▶ **What this task involves**: Each line below should be reproduced without any alteration.

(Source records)
________________

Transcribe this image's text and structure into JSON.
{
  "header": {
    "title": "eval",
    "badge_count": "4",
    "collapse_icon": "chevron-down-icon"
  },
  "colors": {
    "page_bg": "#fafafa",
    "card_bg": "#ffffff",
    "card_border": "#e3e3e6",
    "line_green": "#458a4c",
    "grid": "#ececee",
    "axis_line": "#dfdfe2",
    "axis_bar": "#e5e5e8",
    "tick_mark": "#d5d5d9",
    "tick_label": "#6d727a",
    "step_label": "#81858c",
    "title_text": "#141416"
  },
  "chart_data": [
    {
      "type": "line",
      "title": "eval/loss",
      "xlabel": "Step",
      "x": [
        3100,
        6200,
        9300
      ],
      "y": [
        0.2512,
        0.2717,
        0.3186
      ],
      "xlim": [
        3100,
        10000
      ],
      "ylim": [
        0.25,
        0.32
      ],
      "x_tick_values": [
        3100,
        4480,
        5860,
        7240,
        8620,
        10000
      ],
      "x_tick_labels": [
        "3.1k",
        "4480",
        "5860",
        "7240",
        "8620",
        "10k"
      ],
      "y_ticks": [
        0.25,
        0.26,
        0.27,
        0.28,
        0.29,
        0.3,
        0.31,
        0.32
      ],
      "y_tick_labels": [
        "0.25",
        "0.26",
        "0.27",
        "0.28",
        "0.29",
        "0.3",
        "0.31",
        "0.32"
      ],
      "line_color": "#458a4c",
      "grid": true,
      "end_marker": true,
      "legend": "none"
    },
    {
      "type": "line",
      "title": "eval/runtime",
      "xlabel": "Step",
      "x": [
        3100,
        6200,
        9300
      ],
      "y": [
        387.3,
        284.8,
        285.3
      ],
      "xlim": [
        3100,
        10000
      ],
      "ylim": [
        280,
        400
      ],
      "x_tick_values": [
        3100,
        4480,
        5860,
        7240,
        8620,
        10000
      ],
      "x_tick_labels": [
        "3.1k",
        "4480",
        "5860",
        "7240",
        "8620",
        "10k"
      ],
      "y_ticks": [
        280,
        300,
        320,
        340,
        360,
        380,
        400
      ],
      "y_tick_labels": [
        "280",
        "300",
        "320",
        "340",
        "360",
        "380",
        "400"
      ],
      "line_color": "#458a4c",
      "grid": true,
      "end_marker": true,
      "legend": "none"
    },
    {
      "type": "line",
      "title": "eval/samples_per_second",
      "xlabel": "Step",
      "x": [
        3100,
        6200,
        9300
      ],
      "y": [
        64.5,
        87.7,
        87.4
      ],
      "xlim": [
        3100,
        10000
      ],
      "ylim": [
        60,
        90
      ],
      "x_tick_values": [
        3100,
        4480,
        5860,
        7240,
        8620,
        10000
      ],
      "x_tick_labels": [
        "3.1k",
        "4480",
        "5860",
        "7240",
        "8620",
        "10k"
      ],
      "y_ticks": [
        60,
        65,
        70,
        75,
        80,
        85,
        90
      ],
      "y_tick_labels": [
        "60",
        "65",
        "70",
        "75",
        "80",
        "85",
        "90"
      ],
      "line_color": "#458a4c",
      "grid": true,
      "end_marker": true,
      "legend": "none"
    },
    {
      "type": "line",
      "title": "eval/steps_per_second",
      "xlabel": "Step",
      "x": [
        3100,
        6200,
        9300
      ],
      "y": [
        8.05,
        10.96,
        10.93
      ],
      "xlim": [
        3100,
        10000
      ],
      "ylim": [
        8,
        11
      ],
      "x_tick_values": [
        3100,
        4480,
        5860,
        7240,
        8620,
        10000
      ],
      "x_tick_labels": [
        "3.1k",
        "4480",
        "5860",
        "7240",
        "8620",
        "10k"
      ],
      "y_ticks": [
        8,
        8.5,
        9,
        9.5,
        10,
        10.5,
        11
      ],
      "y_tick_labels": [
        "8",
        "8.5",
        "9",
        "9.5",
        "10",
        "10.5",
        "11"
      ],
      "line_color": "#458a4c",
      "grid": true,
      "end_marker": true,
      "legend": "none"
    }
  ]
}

________________

▶ **Answer below**:
Transcribe this image's text and structure into JSON.
{
  "header": {
    "title": "eval",
    "badge_count": "4",
    "collapse_icon": "chevron-down-icon"
  },
  "colors": {
    "page_bg": "#fafafa",
    "card_bg": "#ffffff",
    "card_border": "#e3e3e6",
    "line_green": "#458a4c",
    "grid": "#ececee",
    "axis_line": "#dfdfe2",
    "axis_bar": "#e5e5e8",
    "tick_mark": "#d5d5d9",
    "tick_label": "#6d727a",
    "step_label": "#81858c",
    "title_text": "#141416"
  },
  "chart_data": [
    {
      "type": "line",
      "title": "eval/loss",
      "xlabel": "Step",
      "x": [
        3100,
        6200,
        9300
      ],
      "y": [
        0.2512,
        0.2717,
        0.3186
      ],
      "xlim": [
        3100,
        10000
      ],
      "ylim": [
        0.25,
        0.32
      ],
      "x_tick_values": [
        3100,
        4480,
        5860,
        7240,
        8620,
        10000
      ],
      "x_tick_labels": [
        "3.1k",
        "4480",
        "5860",
        "7240",
        "8620",
        "10k"
      ],
      "y_ticks": [
        0.25,
        0.26,
        0.27,
        0.28,
        0.29,
        0.3,
        0.31,
        0.32
      ],
      "y_tick_labels": [
        "0.25",
        "0.26",
        "0.27",
        "0.28",
        "0.29",
        "0.3",
        "0.31",
        "0.32"
      ],
      "line_color": "#458a4c",
      "grid": true,
      "end_marker": true,
      "legend": "none"
    },
    {
      "type": "line",
      "title": "eval/runtime",
      "xlabel": "Step",
      "x": [
        3100,
        6200,
        9300
      ],
      "y": [
        387.3,
        284.8,
        285.3
      ],
      "xlim": [
        3100,
        10000
      ],
      "ylim": [
        280,
        400
      ],
      "x_tick_values": [
        3100,
        4480,
        5860,
        7240,
        8620,
        10000
      ],
      "x_tick_labels": [
        "3.1k",
        "4480",
        "5860",
        "7240",
        "8620",
        "10k"
      ],
      "y_ticks": [
        280,
        300,
        320,
        340,
        360,
        380,
        400
      ],
      "y_tick_labels": [
        "280",
        "300",
        "320",
        "340",
        "360",
        "380",
        "400"
      ],
      "line_color": "#458a4c",
      "grid": true,
      "end_marker": true,
      "legend": "none"
    },
    {
      "type": "line",
      "title": "eval/samples_per_second",
      "xlabel": "Step",
      "x": [
        3100,
        6200,
        9300
      ],
      "y": [
        64.5,
        87.7,
        87.4
      ],
      "xlim": [
        3100,
        10000
      ],
      "ylim": [
        60,
        90
      ],
      "x_tick_values": [
        3100,
        4480,
        5860,
        7240,
        8620,
        10000
      ],
      "x_tick_labels": [
        "3.1k",
        "4480",
        "5860",
        "7240",
        "8620",
        "10k"
      ],
      "y_ticks": [
        60,
        65,
        70,
        75,
        80,
        85,
        90
      ],
      "y_tick_labels": [
        "60",
        "65",
        "70",
        "75",
        "80",
        "85",
        "90"
      ],
      "line_color": "#458a4c",
      "grid": true,
      "end_marker": true,
      "legend": "none"
    },
    {
      "type": "line",
      "title": "eval/steps_per_second",
      "xlabel": "Step",
      "x": [
        3100,
        6200,
        9300
      ],
      "y": [
        8.05,
        10.96,
        10.93
      ],
      "xlim": [
        3100,
        10000
      ],
      "ylim": [
        8,
        11
      ],
      "x_tick_values": [
        3100,
        4480,
        5860,
        7240,
        8620,
        10000
      ],
      "x_tick_labels": [
        "3.1k",
        "4480",
        "5860",
        "7240",
        "8620",
        "10k"
      ],
      "y_ticks": [
        8,
        8.5,
        9,
        9.5,
        10,
        10.5,
        11
      ],
      "y_tick_labels": [
        "8",
        "8.5",
        "9",
        "9.5",
        "10",
        "10.5",
        "11"
      ],
      "line_color": "#458a4c",
      "grid": true,
      "end_marker": true,
      "legend": "none"
    }
  ]
}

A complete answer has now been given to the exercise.